◆ PROBLEM DESCRIPTION ◆
Below are records to transcribe exactly, without their pictures.

◆ INPUT ROWS ◆

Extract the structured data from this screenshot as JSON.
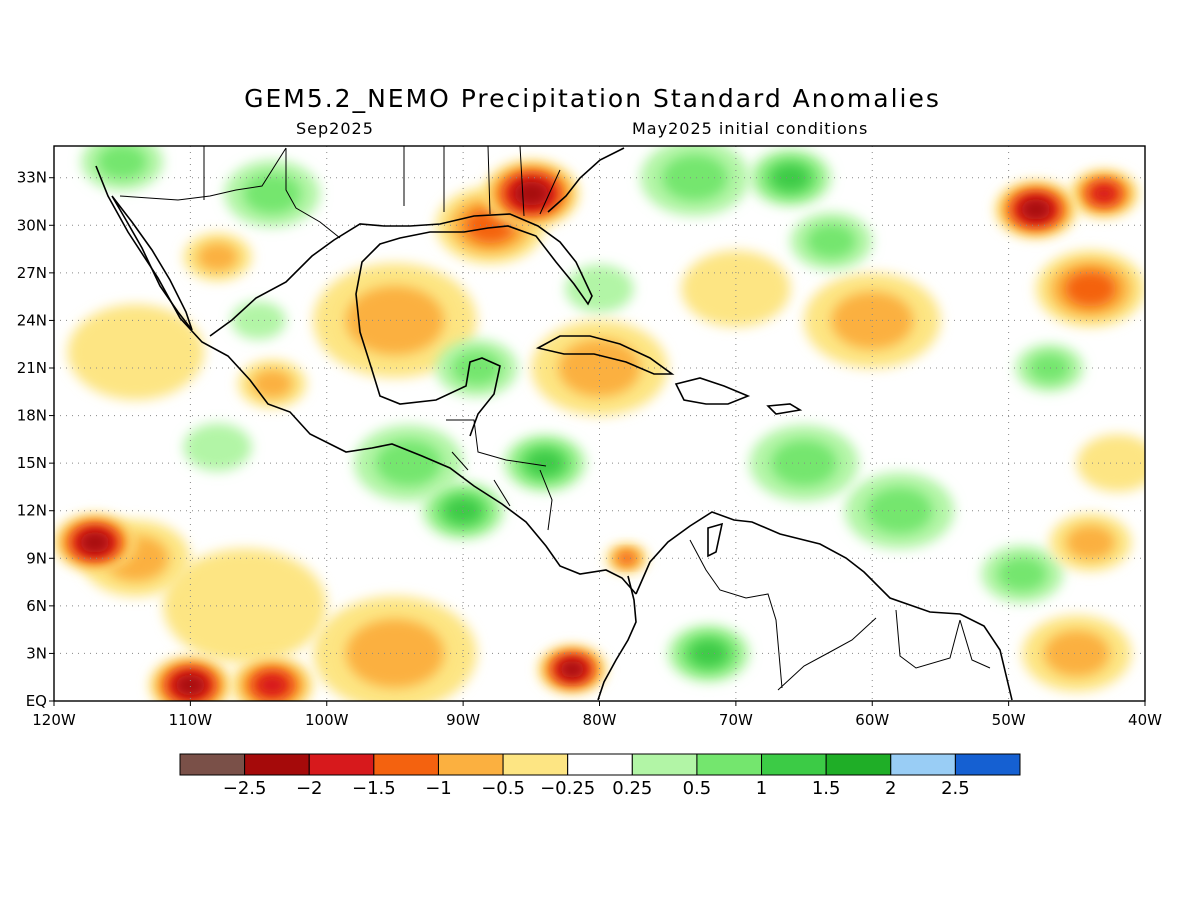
{
  "title": "GEM5.2_NEMO Precipitation Standard Anomalies",
  "subtitle_left": "Sep2025",
  "subtitle_right": "May2025 initial conditions",
  "map": {
    "lon_range": [
      -120,
      -40
    ],
    "lat_range": [
      0,
      35
    ],
    "lon_ticks": [
      {
        "value": -120,
        "label": "120W"
      },
      {
        "value": -110,
        "label": "110W"
      },
      {
        "value": -100,
        "label": "100W"
      },
      {
        "value": -90,
        "label": "90W"
      },
      {
        "value": -80,
        "label": "80W"
      },
      {
        "value": -70,
        "label": "70W"
      },
      {
        "value": -60,
        "label": "60W"
      },
      {
        "value": -50,
        "label": "50W"
      },
      {
        "value": -40,
        "label": "40W"
      }
    ],
    "lat_ticks": [
      {
        "value": 0,
        "label": "EQ"
      },
      {
        "value": 3,
        "label": "3N"
      },
      {
        "value": 6,
        "label": "6N"
      },
      {
        "value": 9,
        "label": "9N"
      },
      {
        "value": 12,
        "label": "12N"
      },
      {
        "value": 15,
        "label": "15N"
      },
      {
        "value": 18,
        "label": "18N"
      },
      {
        "value": 21,
        "label": "21N"
      },
      {
        "value": 24,
        "label": "24N"
      },
      {
        "value": 27,
        "label": "27N"
      },
      {
        "value": 30,
        "label": "30N"
      },
      {
        "value": 33,
        "label": "33N"
      }
    ]
  },
  "colorbar": {
    "colors": [
      "#7a5048",
      "#a50a0a",
      "#d7191c",
      "#f4620f",
      "#fbb040",
      "#fde583",
      "#ffffff",
      "#b2f5a6",
      "#74e66e",
      "#3ccb46",
      "#1fae27",
      "#99cdf5",
      "#1560d2"
    ],
    "labels": [
      "-2.5",
      "-2",
      "-1.5",
      "-1",
      "-0.5",
      "-0.25",
      "0.25",
      "0.5",
      "1",
      "1.5",
      "2",
      "2.5"
    ]
  },
  "anomaly_regions": [
    {
      "lon": -85,
      "lat": 32,
      "value": -2.2,
      "size": 3.5
    },
    {
      "lon": -88,
      "lat": 30,
      "value": -1.3,
      "size": 4
    },
    {
      "lon": -108,
      "lat": 28,
      "value": -1.0,
      "size": 2.5
    },
    {
      "lon": -104,
      "lat": 20,
      "value": -1.0,
      "size": 2.5
    },
    {
      "lon": -95,
      "lat": 24,
      "value": -0.6,
      "size": 6
    },
    {
      "lon": -80,
      "lat": 21,
      "value": -0.6,
      "size": 5
    },
    {
      "lon": -80,
      "lat": 26,
      "value": 0.5,
      "size": 2.5
    },
    {
      "lon": -73,
      "lat": 33,
      "value": 0.8,
      "size": 4
    },
    {
      "lon": -66,
      "lat": 33,
      "value": 1.5,
      "size": 3
    },
    {
      "lon": -63,
      "lat": 29,
      "value": 0.8,
      "size": 3
    },
    {
      "lon": -70,
      "lat": 26,
      "value": -0.5,
      "size": 4
    },
    {
      "lon": -60,
      "lat": 24,
      "value": -0.6,
      "size": 5
    },
    {
      "lon": -48,
      "lat": 31,
      "value": -2.3,
      "size": 3
    },
    {
      "lon": -43,
      "lat": 32,
      "value": -1.8,
      "size": 2.5
    },
    {
      "lon": -44,
      "lat": 26,
      "value": -1.3,
      "size": 4
    },
    {
      "lon": -47,
      "lat": 21,
      "value": 0.8,
      "size": 2.5
    },
    {
      "lon": -104,
      "lat": 32,
      "value": 0.9,
      "size": 3.5
    },
    {
      "lon": -115,
      "lat": 34,
      "value": 0.6,
      "size": 3
    },
    {
      "lon": -114,
      "lat": 22,
      "value": -0.5,
      "size": 5
    },
    {
      "lon": -105,
      "lat": 24,
      "value": 0.5,
      "size": 2
    },
    {
      "lon": -89,
      "lat": 21,
      "value": 0.7,
      "size": 3
    },
    {
      "lon": -108,
      "lat": 16,
      "value": 0.5,
      "size": 2.5
    },
    {
      "lon": -90,
      "lat": 12,
      "value": 1.2,
      "size": 3
    },
    {
      "lon": -84,
      "lat": 15,
      "value": 1.1,
      "size": 3
    },
    {
      "lon": -94,
      "lat": 15,
      "value": 0.6,
      "size": 4
    },
    {
      "lon": -65,
      "lat": 15,
      "value": 0.9,
      "size": 4
    },
    {
      "lon": -72,
      "lat": 3,
      "value": 1.2,
      "size": 3
    },
    {
      "lon": -58,
      "lat": 12,
      "value": 0.7,
      "size": 4
    },
    {
      "lon": -49,
      "lat": 8,
      "value": 0.6,
      "size": 3
    },
    {
      "lon": -42,
      "lat": 15,
      "value": -0.5,
      "size": 3
    },
    {
      "lon": -44,
      "lat": 10,
      "value": -0.6,
      "size": 3
    },
    {
      "lon": -117,
      "lat": 10,
      "value": -2.2,
      "size": 3
    },
    {
      "lon": -114,
      "lat": 9,
      "value": -1.0,
      "size": 4
    },
    {
      "lon": -110,
      "lat": 1,
      "value": -2.1,
      "size": 3
    },
    {
      "lon": -104,
      "lat": 1,
      "value": -2.0,
      "size": 3
    },
    {
      "lon": -82,
      "lat": 2,
      "value": -2.1,
      "size": 2.5
    },
    {
      "lon": -95,
      "lat": 3,
      "value": -0.6,
      "size": 6
    },
    {
      "lon": -106,
      "lat": 6,
      "value": -0.5,
      "size": 6
    },
    {
      "lon": -78,
      "lat": 9,
      "value": -1.1,
      "size": 1.5
    },
    {
      "lon": -45,
      "lat": 3,
      "value": -0.7,
      "size": 4
    }
  ]
}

◆ OUTPUT OF THE EXERCISE ◆
Extract the structured data from this screenshot as JSON.
{
  "title": "GEM5.2_NEMO Precipitation Standard Anomalies",
  "subtitle_left": "Sep2025",
  "subtitle_right": "May2025 initial conditions",
  "map": {
    "lon_range": [
      -120,
      -40
    ],
    "lat_range": [
      0,
      35
    ],
    "lon_ticks": [
      {
        "value": -120,
        "label": "120W"
      },
      {
        "value": -110,
        "label": "110W"
      },
      {
        "value": -100,
        "label": "100W"
      },
      {
        "value": -90,
        "label": "90W"
      },
      {
        "value": -80,
        "label": "80W"
      },
      {
        "value": -70,
        "label": "70W"
      },
      {
        "value": -60,
        "label": "60W"
      },
      {
        "value": -50,
        "label": "50W"
      },
      {
        "value": -40,
        "label": "40W"
      }
    ],
    "lat_ticks": [
      {
        "value": 0,
        "label": "EQ"
      },
      {
        "value": 3,
        "label": "3N"
      },
      {
        "value": 6,
        "label": "6N"
      },
      {
        "value": 9,
        "label": "9N"
      },
      {
        "value": 12,
        "label": "12N"
      },
      {
        "value": 15,
        "label": "15N"
      },
      {
        "value": 18,
        "label": "18N"
      },
      {
        "value": 21,
        "label": "21N"
      },
      {
        "value": 24,
        "label": "24N"
      },
      {
        "value": 27,
        "label": "27N"
      },
      {
        "value": 30,
        "label": "30N"
      },
      {
        "value": 33,
        "label": "33N"
      }
    ]
  },
  "colorbar": {
    "colors": [
      "#7a5048",
      "#a50a0a",
      "#d7191c",
      "#f4620f",
      "#fbb040",
      "#fde583",
      "#ffffff",
      "#b2f5a6",
      "#74e66e",
      "#3ccb46",
      "#1fae27",
      "#99cdf5",
      "#1560d2"
    ],
    "labels": [
      "-2.5",
      "-2",
      "-1.5",
      "-1",
      "-0.5",
      "-0.25",
      "0.25",
      "0.5",
      "1",
      "1.5",
      "2",
      "2.5"
    ]
  },
  "anomaly_regions": [
    {
      "lon": -85,
      "lat": 32,
      "value": -2.2,
      "size": 3.5
    },
    {
      "lon": -88,
      "lat": 30,
      "value": -1.3,
      "size": 4
    },
    {
      "lon": -108,
      "lat": 28,
      "value": -1.0,
      "size": 2.5
    },
    {
      "lon": -104,
      "lat": 20,
      "value": -1.0,
      "size": 2.5
    },
    {
      "lon": -95,
      "lat": 24,
      "value": -0.6,
      "size": 6
    },
    {
      "lon": -80,
      "lat": 21,
      "value": -0.6,
      "size": 5
    },
    {
      "lon": -80,
      "lat": 26,
      "value": 0.5,
      "size": 2.5
    },
    {
      "lon": -73,
      "lat": 33,
      "value": 0.8,
      "size": 4
    },
    {
      "lon": -66,
      "lat": 33,
      "value": 1.5,
      "size": 3
    },
    {
      "lon": -63,
      "lat": 29,
      "value": 0.8,
      "size": 3
    },
    {
      "lon": -70,
      "lat": 26,
      "value": -0.5,
      "size": 4
    },
    {
      "lon": -60,
      "lat": 24,
      "value": -0.6,
      "size": 5
    },
    {
      "lon": -48,
      "lat": 31,
      "value": -2.3,
      "size": 3
    },
    {
      "lon": -43,
      "lat": 32,
      "value": -1.8,
      "size": 2.5
    },
    {
      "lon": -44,
      "lat": 26,
      "value": -1.3,
      "size": 4
    },
    {
      "lon": -47,
      "lat": 21,
      "value": 0.8,
      "size": 2.5
    },
    {
      "lon": -104,
      "lat": 32,
      "value": 0.9,
      "size": 3.5
    },
    {
      "lon": -115,
      "lat": 34,
      "value": 0.6,
      "size": 3
    },
    {
      "lon": -114,
      "lat": 22,
      "value": -0.5,
      "size": 5
    },
    {
      "lon": -105,
      "lat": 24,
      "value": 0.5,
      "size": 2
    },
    {
      "lon": -89,
      "lat": 21,
      "value": 0.7,
      "size": 3
    },
    {
      "lon": -108,
      "lat": 16,
      "value": 0.5,
      "size": 2.5
    },
    {
      "lon": -90,
      "lat": 12,
      "value": 1.2,
      "size": 3
    },
    {
      "lon": -84,
      "lat": 15,
      "value": 1.1,
      "size": 3
    },
    {
      "lon": -94,
      "lat": 15,
      "value": 0.6,
      "size": 4
    },
    {
      "lon": -65,
      "lat": 15,
      "value": 0.9,
      "size": 4
    },
    {
      "lon": -72,
      "lat": 3,
      "value": 1.2,
      "size": 3
    },
    {
      "lon": -58,
      "lat": 12,
      "value": 0.7,
      "size": 4
    },
    {
      "lon": -49,
      "lat": 8,
      "value": 0.6,
      "size": 3
    },
    {
      "lon": -42,
      "lat": 15,
      "value": -0.5,
      "size": 3
    },
    {
      "lon": -44,
      "lat": 10,
      "value": -0.6,
      "size": 3
    },
    {
      "lon": -117,
      "lat": 10,
      "value": -2.2,
      "size": 3
    },
    {
      "lon": -114,
      "lat": 9,
      "value": -1.0,
      "size": 4
    },
    {
      "lon": -110,
      "lat": 1,
      "value": -2.1,
      "size": 3
    },
    {
      "lon": -104,
      "lat": 1,
      "value": -2.0,
      "size": 3
    },
    {
      "lon": -82,
      "lat": 2,
      "value": -2.1,
      "size": 2.5
    },
    {
      "lon": -95,
      "lat": 3,
      "value": -0.6,
      "size": 6
    },
    {
      "lon": -106,
      "lat": 6,
      "value": -0.5,
      "size": 6
    },
    {
      "lon": -78,
      "lat": 9,
      "value": -1.1,
      "size": 1.5
    },
    {
      "lon": -45,
      "lat": 3,
      "value": -0.7,
      "size": 4
    }
  ]
}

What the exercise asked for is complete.